** begin Data supplied **

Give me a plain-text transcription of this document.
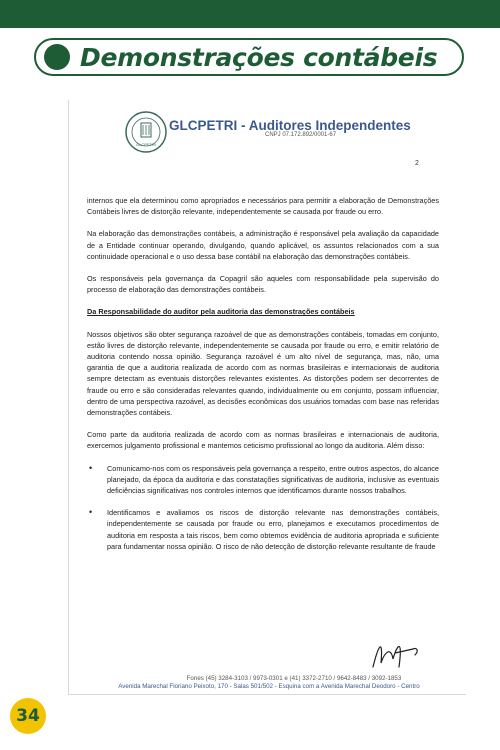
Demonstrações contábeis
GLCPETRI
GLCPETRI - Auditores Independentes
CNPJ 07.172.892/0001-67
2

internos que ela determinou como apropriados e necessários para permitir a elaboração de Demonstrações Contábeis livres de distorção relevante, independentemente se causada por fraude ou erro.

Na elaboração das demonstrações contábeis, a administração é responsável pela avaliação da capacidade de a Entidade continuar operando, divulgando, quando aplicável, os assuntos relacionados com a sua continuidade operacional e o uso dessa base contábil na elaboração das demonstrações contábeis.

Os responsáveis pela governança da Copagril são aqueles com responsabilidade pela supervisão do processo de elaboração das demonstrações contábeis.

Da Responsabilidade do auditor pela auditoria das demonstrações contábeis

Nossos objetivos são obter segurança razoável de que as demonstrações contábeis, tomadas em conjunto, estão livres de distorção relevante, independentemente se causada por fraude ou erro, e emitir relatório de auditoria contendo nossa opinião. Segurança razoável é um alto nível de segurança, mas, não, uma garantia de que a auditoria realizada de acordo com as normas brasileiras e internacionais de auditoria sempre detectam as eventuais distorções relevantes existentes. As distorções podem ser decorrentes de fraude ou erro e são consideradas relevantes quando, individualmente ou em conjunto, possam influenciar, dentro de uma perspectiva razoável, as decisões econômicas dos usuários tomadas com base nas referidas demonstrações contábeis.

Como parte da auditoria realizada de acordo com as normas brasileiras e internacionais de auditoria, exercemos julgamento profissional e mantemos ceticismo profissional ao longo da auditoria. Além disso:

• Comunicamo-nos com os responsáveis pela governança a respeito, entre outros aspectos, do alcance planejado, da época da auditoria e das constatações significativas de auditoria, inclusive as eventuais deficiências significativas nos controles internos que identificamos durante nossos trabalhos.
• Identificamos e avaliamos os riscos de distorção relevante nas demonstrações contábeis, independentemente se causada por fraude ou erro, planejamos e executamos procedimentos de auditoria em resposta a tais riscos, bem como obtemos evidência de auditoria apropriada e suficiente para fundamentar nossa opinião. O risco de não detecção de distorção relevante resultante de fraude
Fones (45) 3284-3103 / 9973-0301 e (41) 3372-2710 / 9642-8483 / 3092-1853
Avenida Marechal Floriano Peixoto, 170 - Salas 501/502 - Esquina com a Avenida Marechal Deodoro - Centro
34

** end Data supplied **
** begin Data supplied **

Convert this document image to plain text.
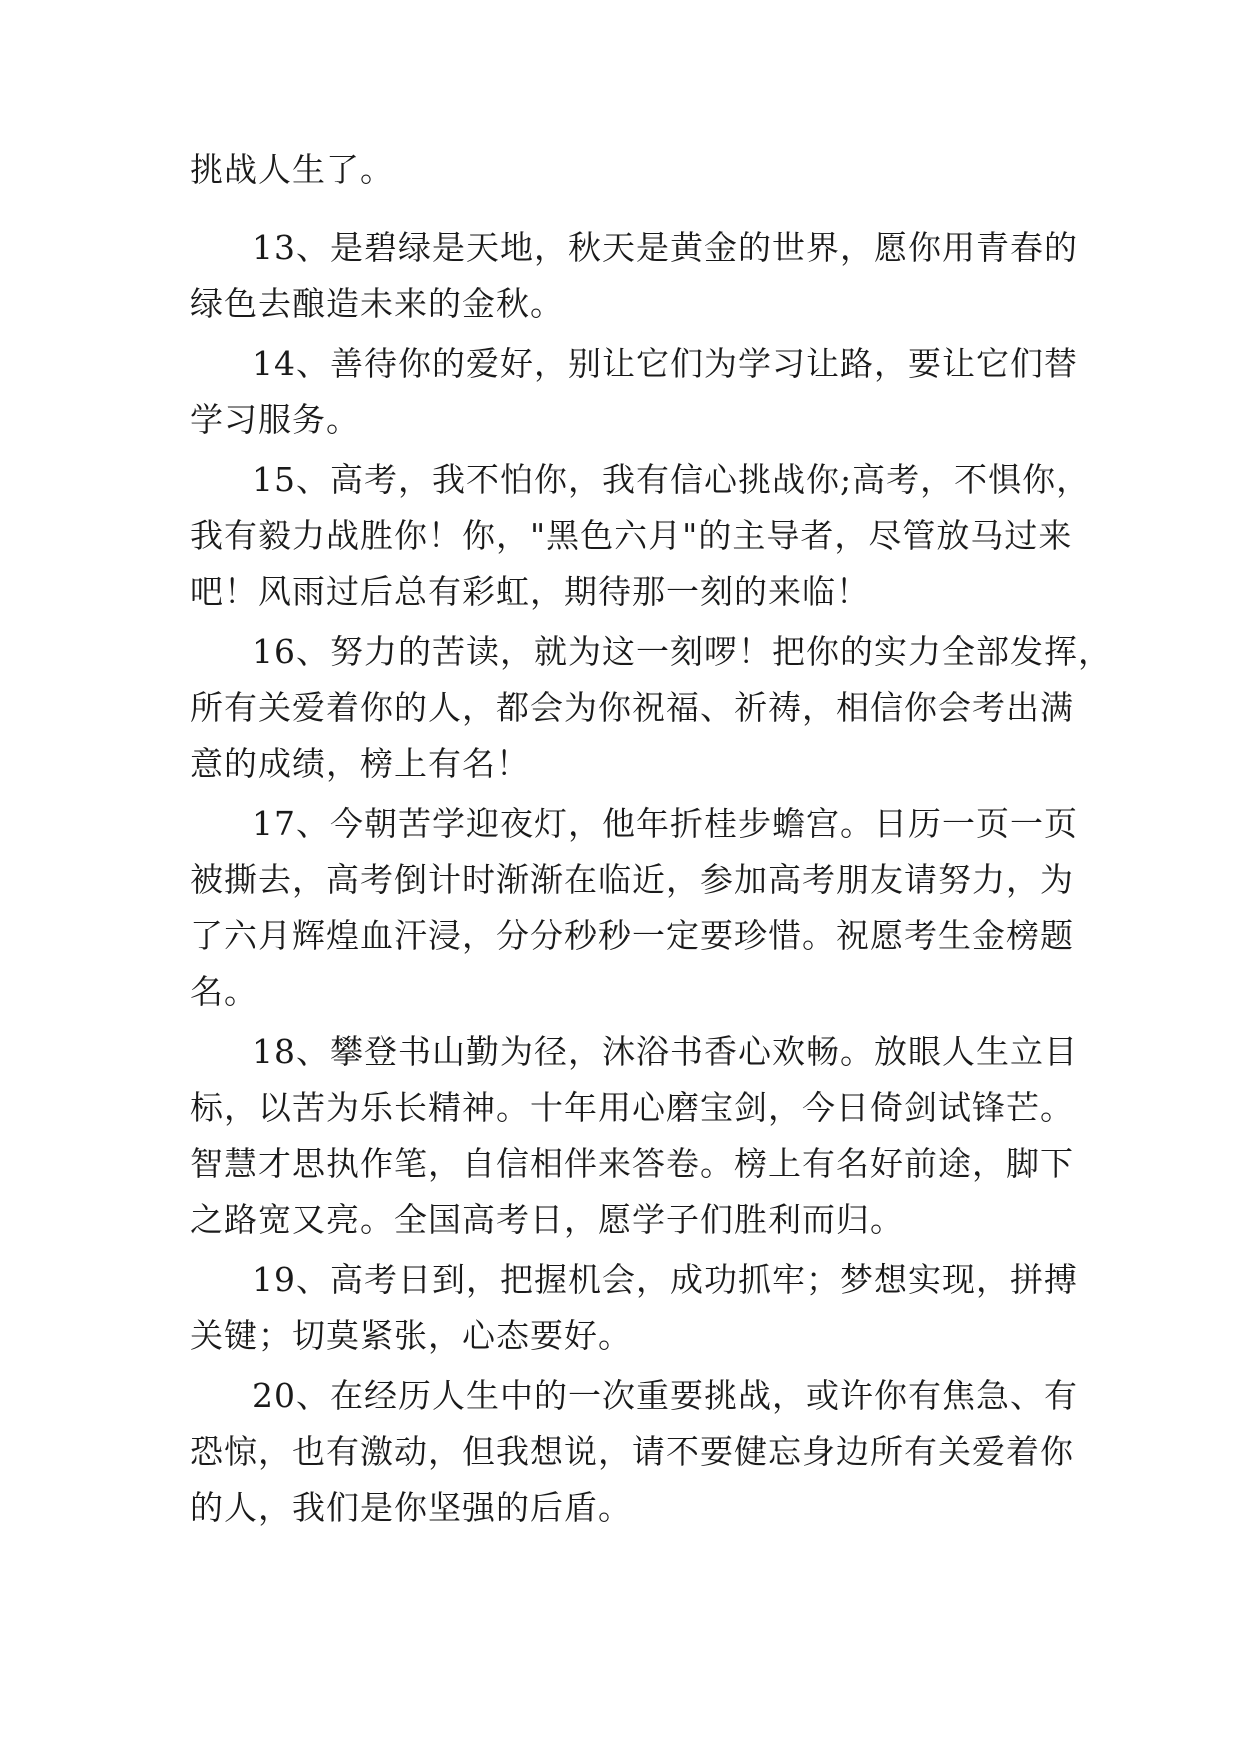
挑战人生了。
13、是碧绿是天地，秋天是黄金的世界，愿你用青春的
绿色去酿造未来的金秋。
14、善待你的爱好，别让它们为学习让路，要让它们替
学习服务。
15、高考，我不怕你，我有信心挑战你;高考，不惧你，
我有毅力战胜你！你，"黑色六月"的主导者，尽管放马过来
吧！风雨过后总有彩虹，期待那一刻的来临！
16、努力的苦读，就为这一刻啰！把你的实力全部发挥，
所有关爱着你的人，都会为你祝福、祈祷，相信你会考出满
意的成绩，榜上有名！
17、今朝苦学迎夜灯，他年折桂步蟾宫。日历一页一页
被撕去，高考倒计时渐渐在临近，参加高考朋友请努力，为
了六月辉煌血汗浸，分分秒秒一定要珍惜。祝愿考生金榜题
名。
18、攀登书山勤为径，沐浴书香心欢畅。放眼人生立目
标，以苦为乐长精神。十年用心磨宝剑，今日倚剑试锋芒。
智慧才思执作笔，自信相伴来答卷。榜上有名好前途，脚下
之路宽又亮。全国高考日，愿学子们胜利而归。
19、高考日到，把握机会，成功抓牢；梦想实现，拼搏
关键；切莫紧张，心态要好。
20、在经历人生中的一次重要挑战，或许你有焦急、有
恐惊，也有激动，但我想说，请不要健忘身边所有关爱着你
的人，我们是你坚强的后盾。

** end Data supplied **
** begin Data supplied **

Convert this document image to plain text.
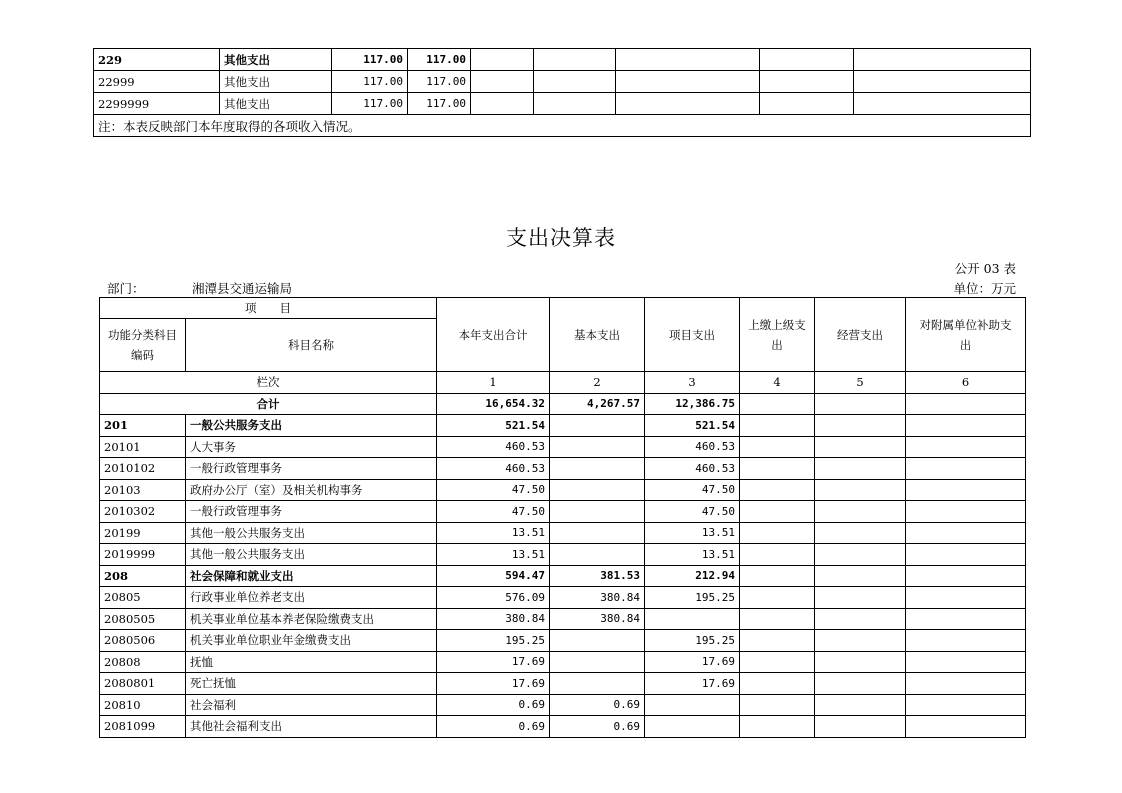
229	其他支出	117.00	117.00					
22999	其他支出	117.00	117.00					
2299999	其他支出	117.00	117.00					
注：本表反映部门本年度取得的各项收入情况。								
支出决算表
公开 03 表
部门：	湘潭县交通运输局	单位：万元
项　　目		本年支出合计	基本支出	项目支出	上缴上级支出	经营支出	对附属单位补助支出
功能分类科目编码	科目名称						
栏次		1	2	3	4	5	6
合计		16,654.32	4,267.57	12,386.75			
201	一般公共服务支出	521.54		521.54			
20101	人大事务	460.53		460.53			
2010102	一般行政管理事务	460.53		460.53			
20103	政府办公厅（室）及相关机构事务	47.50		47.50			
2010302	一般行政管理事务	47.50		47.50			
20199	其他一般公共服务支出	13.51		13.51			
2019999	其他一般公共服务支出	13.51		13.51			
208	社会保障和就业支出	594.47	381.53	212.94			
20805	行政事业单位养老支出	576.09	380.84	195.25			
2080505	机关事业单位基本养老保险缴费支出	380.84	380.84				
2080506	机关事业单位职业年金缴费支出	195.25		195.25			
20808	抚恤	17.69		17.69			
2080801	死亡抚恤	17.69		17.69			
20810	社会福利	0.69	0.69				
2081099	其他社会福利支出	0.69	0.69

** end Data supplied **

* What to produce:
Copy out every line of the data that includes the word "GLCPETRI".

* Result for this exercise:
GLCPETRI
GLCPETRI - Auditores Independentes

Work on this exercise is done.